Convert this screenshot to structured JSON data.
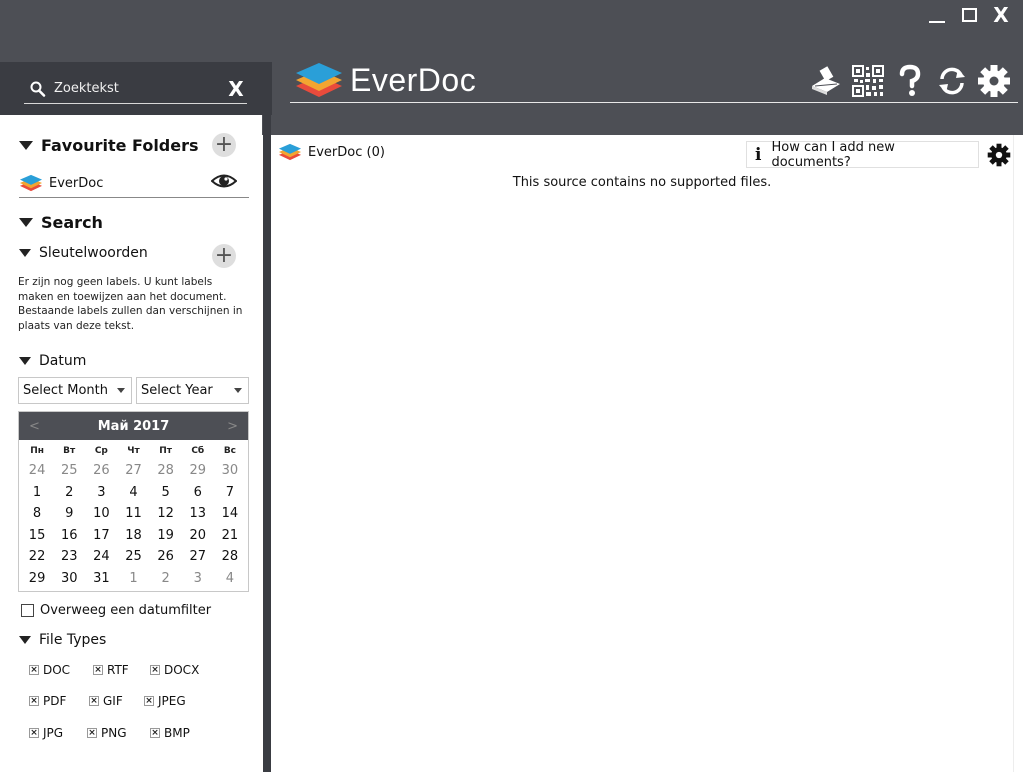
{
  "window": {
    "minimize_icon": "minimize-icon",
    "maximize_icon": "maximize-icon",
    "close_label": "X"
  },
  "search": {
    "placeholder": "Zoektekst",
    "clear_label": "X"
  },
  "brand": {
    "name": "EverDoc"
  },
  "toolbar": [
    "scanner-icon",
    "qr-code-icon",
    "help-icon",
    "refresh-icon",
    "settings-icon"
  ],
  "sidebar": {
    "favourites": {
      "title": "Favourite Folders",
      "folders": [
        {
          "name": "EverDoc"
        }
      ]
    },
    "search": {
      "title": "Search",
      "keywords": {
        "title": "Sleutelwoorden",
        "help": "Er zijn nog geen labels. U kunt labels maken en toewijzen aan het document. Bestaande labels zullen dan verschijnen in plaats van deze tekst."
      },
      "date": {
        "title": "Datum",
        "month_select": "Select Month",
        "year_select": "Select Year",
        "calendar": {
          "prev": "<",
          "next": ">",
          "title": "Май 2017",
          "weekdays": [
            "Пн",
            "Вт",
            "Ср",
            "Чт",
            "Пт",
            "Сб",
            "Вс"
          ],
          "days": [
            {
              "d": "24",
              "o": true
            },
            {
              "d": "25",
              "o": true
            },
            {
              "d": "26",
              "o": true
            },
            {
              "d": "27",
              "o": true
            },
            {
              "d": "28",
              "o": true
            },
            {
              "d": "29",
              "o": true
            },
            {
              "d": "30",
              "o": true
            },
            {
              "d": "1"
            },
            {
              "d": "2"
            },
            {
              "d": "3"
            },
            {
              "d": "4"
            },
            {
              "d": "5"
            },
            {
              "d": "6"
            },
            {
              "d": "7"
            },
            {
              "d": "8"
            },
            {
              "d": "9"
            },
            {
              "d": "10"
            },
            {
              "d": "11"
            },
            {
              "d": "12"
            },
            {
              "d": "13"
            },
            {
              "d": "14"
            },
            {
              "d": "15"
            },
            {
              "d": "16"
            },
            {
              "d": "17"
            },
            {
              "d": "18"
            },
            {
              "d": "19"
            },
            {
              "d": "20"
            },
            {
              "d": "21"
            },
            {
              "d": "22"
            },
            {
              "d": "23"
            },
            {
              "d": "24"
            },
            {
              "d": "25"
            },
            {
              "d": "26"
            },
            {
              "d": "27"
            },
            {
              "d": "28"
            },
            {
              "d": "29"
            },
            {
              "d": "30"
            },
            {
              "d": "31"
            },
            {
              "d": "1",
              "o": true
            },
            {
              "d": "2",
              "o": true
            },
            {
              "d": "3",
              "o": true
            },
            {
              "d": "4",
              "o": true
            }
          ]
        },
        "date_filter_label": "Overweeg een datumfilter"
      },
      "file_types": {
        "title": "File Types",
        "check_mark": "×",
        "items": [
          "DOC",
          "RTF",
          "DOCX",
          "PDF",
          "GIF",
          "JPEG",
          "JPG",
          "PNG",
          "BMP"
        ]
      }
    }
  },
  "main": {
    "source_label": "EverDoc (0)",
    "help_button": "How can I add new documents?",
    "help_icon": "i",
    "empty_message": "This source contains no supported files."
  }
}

==

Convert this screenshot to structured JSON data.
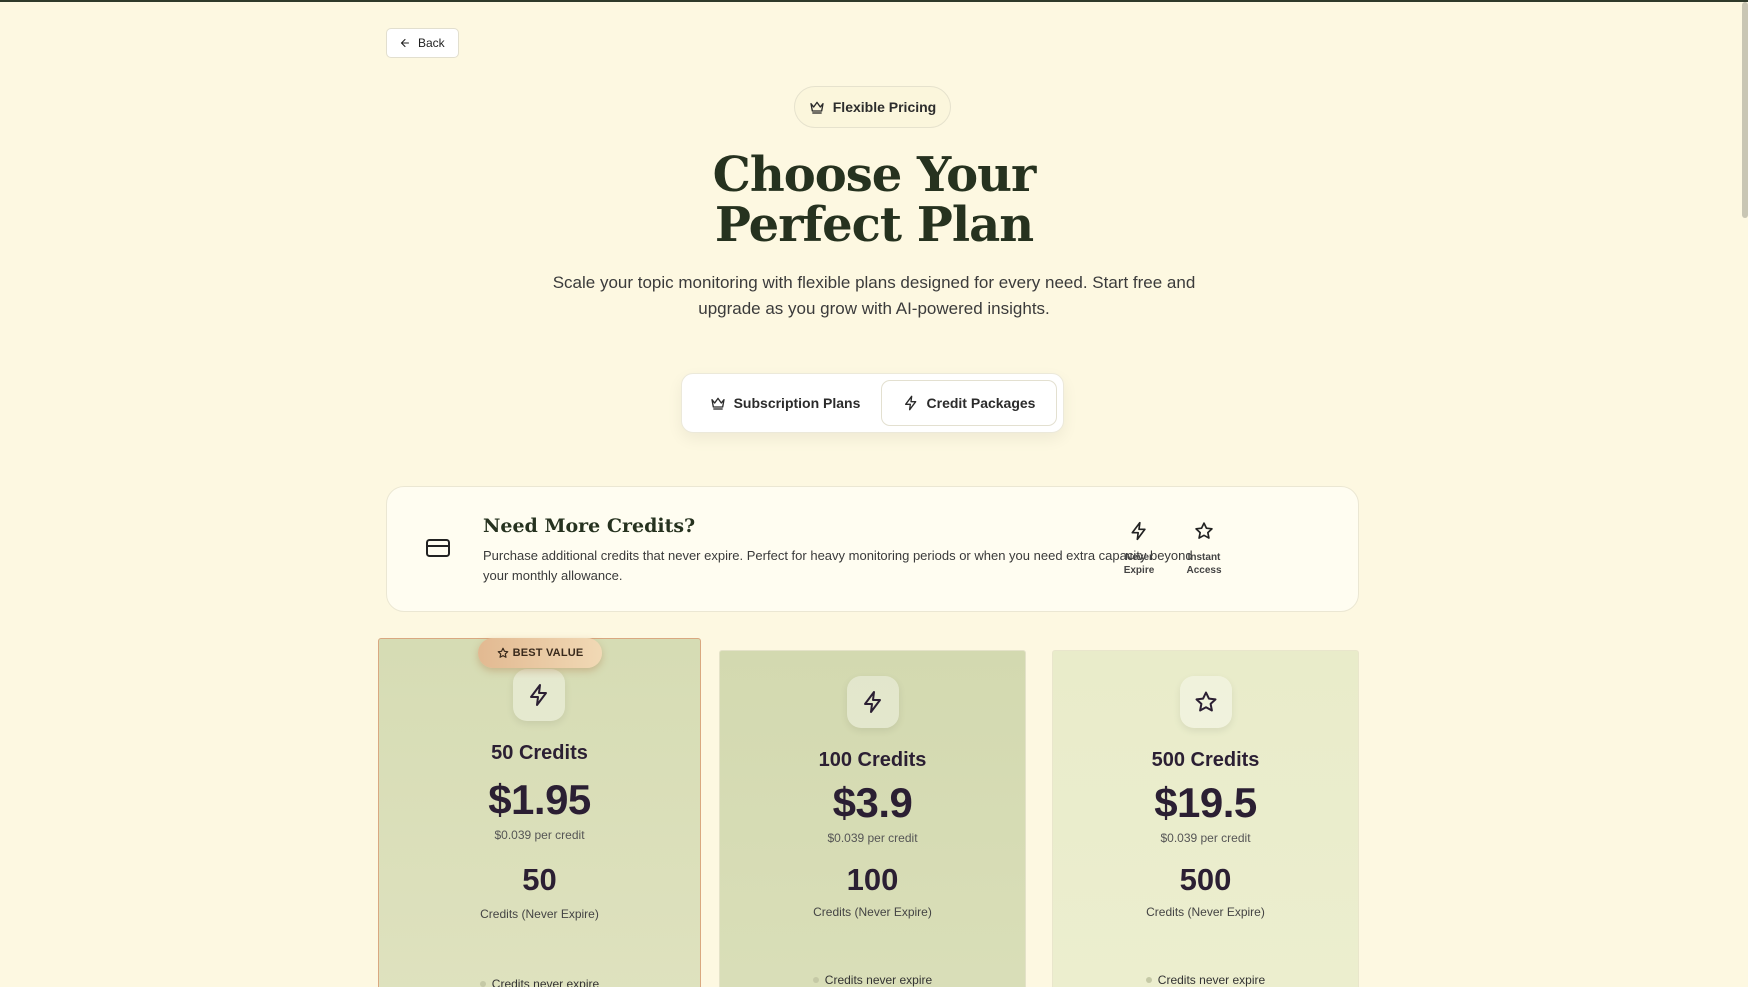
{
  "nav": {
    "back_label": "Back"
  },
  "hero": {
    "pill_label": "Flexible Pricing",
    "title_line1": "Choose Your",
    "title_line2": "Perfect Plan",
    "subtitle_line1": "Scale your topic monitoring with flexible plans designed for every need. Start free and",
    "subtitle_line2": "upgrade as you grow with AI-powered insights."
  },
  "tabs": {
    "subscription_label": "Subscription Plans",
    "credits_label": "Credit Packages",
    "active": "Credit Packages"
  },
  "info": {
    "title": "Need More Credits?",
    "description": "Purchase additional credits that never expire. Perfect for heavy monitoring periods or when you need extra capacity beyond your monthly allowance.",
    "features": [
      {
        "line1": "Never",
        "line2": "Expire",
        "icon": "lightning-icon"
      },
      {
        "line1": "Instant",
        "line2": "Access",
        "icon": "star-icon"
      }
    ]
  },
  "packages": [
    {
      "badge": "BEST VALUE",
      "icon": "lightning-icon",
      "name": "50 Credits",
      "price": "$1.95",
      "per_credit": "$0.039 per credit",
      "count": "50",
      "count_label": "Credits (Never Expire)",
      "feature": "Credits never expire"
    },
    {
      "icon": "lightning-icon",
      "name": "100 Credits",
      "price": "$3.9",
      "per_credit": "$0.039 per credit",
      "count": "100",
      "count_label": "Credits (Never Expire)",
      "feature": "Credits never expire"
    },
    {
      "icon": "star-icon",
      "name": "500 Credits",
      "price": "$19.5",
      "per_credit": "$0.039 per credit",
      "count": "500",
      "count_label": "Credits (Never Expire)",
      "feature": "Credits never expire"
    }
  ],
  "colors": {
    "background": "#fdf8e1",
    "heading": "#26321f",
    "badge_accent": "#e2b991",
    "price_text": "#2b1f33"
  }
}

* _What to do_
Identify each line in the entries with the word "name" and copy it.

* _Written answer_
    "name": "EverDoc"
          "name": "EverDoc"
      "name": "50 Credits",
      "name": "100 Credits",
      "name": "500 Credits",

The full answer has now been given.